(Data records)
▼
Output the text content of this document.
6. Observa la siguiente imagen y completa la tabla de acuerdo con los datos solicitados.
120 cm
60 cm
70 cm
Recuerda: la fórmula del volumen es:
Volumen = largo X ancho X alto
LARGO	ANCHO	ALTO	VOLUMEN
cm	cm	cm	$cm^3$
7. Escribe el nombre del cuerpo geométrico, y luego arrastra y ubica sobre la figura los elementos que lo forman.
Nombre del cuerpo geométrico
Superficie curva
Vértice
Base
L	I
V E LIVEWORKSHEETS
▲
Task prompt
Report how many lines in the records above contain the word "cuerpo", giving only the number.

Final result
2